Extract every line below that contains the word "Turkey".

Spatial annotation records
··········
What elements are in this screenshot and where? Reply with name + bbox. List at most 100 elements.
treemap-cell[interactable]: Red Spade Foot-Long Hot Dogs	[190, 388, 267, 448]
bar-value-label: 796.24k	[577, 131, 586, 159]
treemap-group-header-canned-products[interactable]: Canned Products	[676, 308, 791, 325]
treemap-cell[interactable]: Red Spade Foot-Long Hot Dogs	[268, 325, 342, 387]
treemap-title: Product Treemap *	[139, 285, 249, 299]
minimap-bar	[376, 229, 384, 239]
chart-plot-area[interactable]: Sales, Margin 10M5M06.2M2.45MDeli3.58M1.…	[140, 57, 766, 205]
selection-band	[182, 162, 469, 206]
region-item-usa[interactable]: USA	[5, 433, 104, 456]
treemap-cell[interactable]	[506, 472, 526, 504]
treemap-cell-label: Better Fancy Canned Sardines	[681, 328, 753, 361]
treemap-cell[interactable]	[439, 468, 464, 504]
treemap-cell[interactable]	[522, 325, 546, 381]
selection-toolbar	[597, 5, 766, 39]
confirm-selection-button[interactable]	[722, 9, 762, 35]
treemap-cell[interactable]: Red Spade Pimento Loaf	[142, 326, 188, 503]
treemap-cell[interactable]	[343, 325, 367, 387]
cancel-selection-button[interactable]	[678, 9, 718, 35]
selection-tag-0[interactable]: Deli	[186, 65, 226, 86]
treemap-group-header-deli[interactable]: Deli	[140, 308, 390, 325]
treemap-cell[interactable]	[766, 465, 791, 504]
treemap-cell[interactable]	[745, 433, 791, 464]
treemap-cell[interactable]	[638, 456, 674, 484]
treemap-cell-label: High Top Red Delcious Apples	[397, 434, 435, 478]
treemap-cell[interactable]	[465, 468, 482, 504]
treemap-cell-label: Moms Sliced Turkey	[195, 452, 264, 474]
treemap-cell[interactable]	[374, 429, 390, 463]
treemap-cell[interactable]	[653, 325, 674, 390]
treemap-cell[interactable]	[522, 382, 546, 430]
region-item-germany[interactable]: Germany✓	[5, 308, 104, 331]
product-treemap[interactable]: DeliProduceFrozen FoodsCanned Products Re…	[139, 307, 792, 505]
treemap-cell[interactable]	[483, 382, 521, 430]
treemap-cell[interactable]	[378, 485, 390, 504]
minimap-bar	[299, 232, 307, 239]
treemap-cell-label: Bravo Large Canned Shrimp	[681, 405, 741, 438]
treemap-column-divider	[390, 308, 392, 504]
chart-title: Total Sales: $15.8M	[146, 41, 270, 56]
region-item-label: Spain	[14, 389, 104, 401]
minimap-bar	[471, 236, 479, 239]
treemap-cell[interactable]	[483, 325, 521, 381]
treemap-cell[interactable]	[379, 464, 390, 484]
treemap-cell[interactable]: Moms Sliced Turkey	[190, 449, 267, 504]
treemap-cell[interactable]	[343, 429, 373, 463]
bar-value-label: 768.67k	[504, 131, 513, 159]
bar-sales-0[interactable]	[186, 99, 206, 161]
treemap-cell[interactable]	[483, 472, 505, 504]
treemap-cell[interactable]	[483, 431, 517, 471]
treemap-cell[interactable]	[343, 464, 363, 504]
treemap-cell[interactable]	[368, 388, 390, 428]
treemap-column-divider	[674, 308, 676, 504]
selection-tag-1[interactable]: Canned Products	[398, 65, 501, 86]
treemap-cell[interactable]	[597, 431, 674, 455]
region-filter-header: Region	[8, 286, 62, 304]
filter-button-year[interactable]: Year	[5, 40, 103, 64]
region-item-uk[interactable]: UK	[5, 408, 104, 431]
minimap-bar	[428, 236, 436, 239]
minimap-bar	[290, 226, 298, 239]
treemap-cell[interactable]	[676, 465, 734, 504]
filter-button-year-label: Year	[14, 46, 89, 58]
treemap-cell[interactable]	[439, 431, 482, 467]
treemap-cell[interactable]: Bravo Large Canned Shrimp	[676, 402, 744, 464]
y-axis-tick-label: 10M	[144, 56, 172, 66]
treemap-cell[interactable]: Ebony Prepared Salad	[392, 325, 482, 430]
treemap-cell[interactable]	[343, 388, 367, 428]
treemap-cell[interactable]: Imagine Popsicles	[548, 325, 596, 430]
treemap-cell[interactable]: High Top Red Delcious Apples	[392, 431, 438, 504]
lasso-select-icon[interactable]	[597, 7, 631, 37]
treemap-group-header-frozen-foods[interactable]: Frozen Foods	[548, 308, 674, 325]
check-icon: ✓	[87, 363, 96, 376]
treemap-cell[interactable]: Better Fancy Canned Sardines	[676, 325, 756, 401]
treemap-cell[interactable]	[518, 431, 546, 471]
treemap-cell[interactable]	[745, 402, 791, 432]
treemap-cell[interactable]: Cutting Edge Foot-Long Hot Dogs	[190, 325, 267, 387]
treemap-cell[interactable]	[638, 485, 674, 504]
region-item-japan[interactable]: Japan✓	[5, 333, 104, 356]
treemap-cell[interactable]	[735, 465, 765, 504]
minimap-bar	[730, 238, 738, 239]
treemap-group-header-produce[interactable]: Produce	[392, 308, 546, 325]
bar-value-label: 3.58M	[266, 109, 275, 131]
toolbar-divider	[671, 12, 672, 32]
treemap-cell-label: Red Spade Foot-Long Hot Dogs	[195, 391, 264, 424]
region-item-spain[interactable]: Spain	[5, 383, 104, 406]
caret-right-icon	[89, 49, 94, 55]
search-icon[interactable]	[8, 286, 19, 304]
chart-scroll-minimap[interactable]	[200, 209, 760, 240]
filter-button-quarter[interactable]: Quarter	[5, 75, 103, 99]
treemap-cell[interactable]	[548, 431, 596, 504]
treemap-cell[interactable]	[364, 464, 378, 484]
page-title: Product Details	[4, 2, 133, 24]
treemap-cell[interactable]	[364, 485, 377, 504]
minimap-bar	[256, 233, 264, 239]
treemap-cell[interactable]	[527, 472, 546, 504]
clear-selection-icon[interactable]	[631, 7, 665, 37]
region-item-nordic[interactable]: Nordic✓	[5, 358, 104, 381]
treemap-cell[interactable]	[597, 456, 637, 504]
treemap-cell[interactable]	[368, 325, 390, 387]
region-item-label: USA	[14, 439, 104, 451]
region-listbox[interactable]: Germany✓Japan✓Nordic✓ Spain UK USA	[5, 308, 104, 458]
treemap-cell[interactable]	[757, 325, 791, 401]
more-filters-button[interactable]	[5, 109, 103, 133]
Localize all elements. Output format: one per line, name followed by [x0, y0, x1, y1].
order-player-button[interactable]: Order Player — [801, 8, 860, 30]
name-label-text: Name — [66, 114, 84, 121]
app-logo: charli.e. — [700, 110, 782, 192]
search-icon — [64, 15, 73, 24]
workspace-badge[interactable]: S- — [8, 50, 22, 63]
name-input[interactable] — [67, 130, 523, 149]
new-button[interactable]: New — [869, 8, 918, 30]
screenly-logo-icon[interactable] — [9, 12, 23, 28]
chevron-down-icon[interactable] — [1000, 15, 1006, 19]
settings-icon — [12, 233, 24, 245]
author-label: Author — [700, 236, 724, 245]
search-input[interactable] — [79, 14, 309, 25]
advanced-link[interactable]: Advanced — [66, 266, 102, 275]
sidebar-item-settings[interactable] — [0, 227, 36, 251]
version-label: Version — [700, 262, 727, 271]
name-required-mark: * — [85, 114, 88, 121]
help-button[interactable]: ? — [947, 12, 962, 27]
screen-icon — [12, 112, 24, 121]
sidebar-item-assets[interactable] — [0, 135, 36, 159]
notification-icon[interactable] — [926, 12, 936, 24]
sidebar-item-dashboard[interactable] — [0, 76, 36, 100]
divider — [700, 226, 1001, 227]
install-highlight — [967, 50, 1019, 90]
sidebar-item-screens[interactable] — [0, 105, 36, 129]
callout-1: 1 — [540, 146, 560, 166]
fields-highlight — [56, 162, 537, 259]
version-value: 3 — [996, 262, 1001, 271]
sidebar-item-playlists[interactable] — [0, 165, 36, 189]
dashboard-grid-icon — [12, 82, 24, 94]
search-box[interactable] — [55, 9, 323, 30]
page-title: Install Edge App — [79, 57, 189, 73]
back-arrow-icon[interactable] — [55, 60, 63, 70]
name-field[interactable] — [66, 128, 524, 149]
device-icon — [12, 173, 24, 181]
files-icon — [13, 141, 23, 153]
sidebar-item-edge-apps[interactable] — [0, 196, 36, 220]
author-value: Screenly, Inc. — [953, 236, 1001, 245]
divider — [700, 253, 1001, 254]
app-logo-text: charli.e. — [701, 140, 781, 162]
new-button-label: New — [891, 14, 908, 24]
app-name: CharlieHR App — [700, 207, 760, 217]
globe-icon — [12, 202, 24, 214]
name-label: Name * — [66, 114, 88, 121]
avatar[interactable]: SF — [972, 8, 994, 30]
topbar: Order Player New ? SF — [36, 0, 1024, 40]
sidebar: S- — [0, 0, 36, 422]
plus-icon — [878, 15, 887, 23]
··········
RESPONSE TO THIS EXERCISE ▸
treemap-cell-label: Moms Sliced Turkey	[195, 452, 264, 474]
treemap-cell[interactable]: Moms Sliced Turkey	[190, 449, 267, 504]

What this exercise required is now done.